**Challenge:** Exactly as written, retype the lines that run from the line holding "Decode this image" through the end of the records below. Do not include pictures.
## Start Data
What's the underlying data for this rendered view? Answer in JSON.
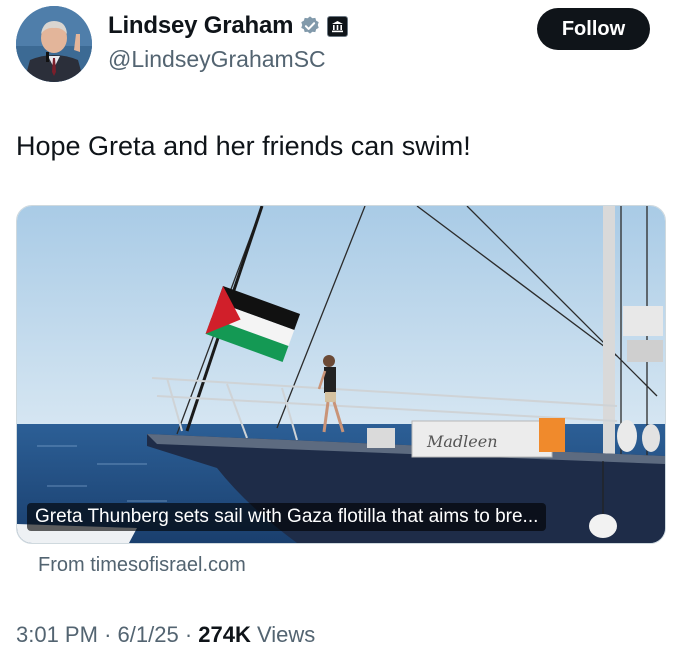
{
  "author": {
    "name": "Lindsey Graham",
    "handle": "@LindseyGrahamSC",
    "verified_badge_icon": "verified-check-icon",
    "affiliation_badge_icon": "government-building-icon"
  },
  "follow_button": {
    "label": "Follow"
  },
  "tweet": {
    "text": "Hope Greta and her friends can swim!"
  },
  "link_card": {
    "image_caption": "Greta Thunberg sets sail with Gaza flotilla that aims to bre...",
    "boat_name_on_image": "Madleen",
    "source": "From timesofisrael.com"
  },
  "meta": {
    "time": "3:01 PM",
    "sep1": "·",
    "date": "6/1/25",
    "sep2": "·",
    "views_count": "274K",
    "views_label": "Views"
  },
  "colors": {
    "text_primary": "#0f1419",
    "text_secondary": "#536471",
    "verified_blue": "#1d9bf0",
    "follow_bg": "#0f1419"
  }
}
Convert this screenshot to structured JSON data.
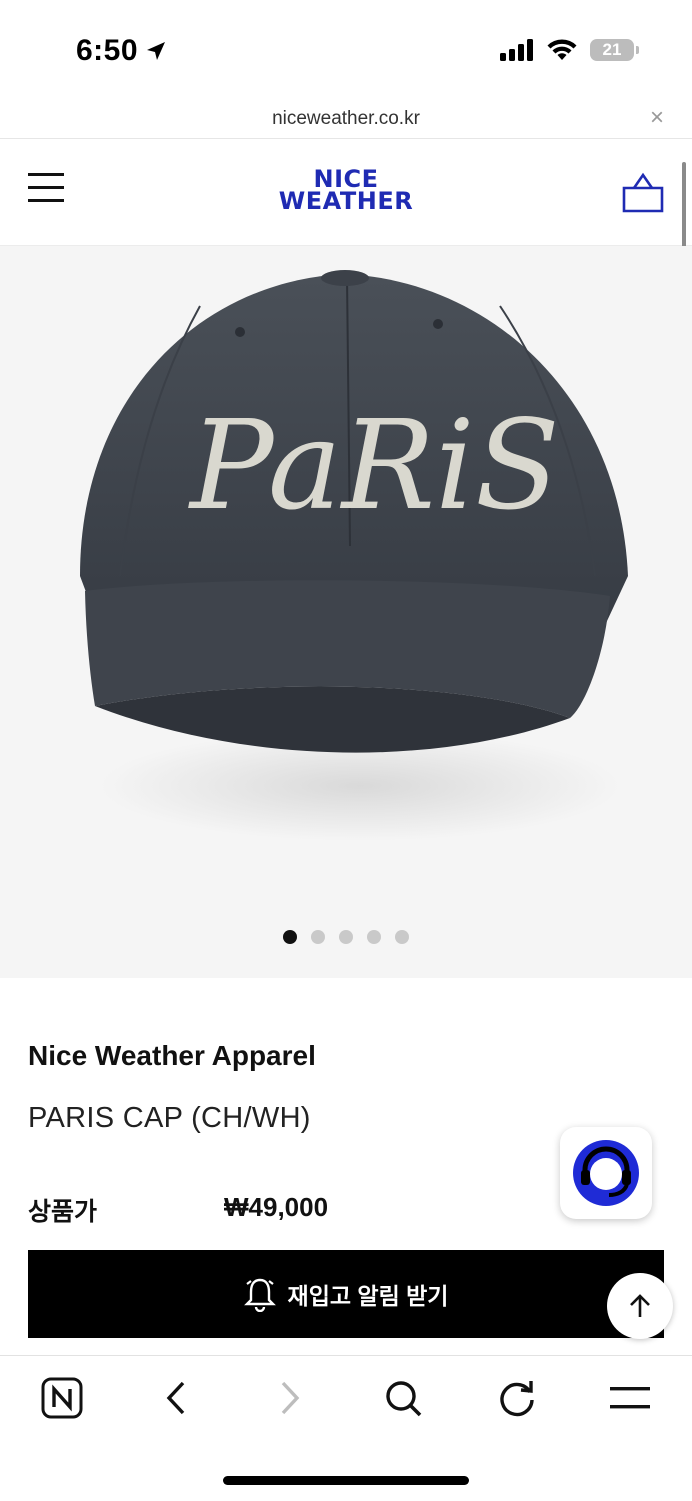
{
  "status_bar": {
    "time": "6:50",
    "battery": "21"
  },
  "browser": {
    "url": "niceweather.co.kr",
    "close_symbol": "×"
  },
  "header": {
    "logo_line1": "NICE",
    "logo_line2": "WEATHER"
  },
  "carousel": {
    "image_text": "PaRiS",
    "dots": 5,
    "active_index": 0
  },
  "product": {
    "brand": "Nice Weather Apparel",
    "name": "PARIS CAP (CH/WH)",
    "price_label": "상품가",
    "price": "₩49,000"
  },
  "actions": {
    "restock_label": "재입고 알림 받기"
  },
  "colors": {
    "brand_blue": "#1f2bb3",
    "button_black": "#000000",
    "chat_blue": "#1f2bd6"
  },
  "toolbar": {
    "icons": [
      "naver-n-icon",
      "back-icon",
      "forward-icon",
      "search-icon",
      "reload-icon",
      "menu-icon"
    ]
  }
}
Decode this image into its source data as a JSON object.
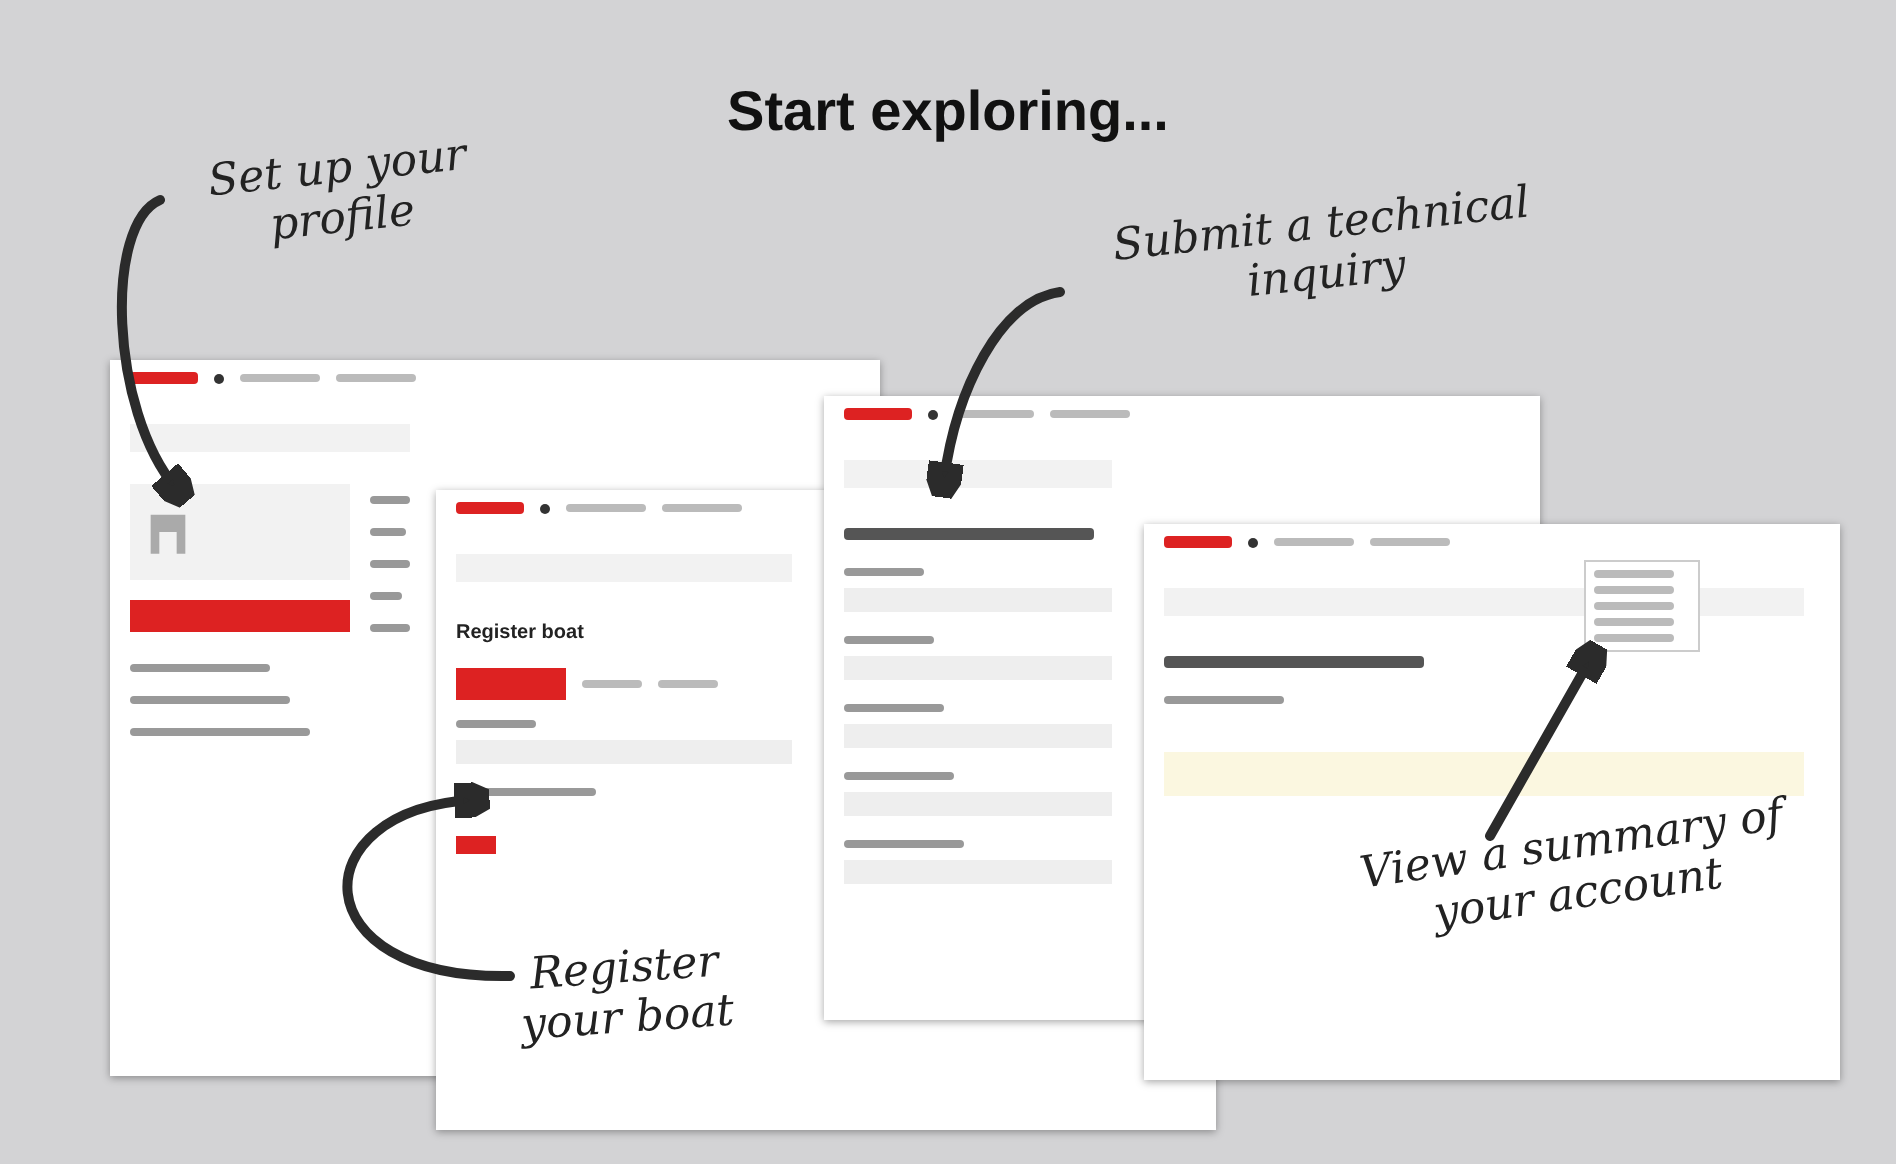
{
  "title": "Start exploring...",
  "screens": [
    {
      "kind": "profile",
      "menu": [
        {
          "selected": true
        },
        {
          "selected": false
        },
        {
          "selected": false
        },
        {
          "selected": false
        }
      ]
    },
    {
      "kind": "register",
      "heading": "Register boat",
      "steps": [
        {
          "selected": true
        },
        {
          "selected": false
        },
        {
          "selected": false
        }
      ]
    },
    {
      "kind": "request"
    },
    {
      "kind": "campaign"
    }
  ],
  "notes": [
    {
      "text": "Set up your profile"
    },
    {
      "text": "Submit a technical inquiry"
    },
    {
      "text": "Register your boat"
    },
    {
      "text": "View a summary of your account"
    }
  ]
}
## End Data
**Solution:**
Decode this image into its source data as a JSON object.
{
  "title": "Start exploring...",
  "screens": [
    {
      "kind": "profile",
      "menu": [
        {
          "selected": true
        },
        {
          "selected": false
        },
        {
          "selected": false
        },
        {
          "selected": false
        }
      ]
    },
    {
      "kind": "register",
      "heading": "Register boat",
      "steps": [
        {
          "selected": true
        },
        {
          "selected": false
        },
        {
          "selected": false
        }
      ]
    },
    {
      "kind": "request"
    },
    {
      "kind": "campaign"
    }
  ],
  "notes": [
    {
      "text": "Set up your profile"
    },
    {
      "text": "Submit a technical inquiry"
    },
    {
      "text": "Register your boat"
    },
    {
      "text": "View a summary of your account"
    }
  ]
}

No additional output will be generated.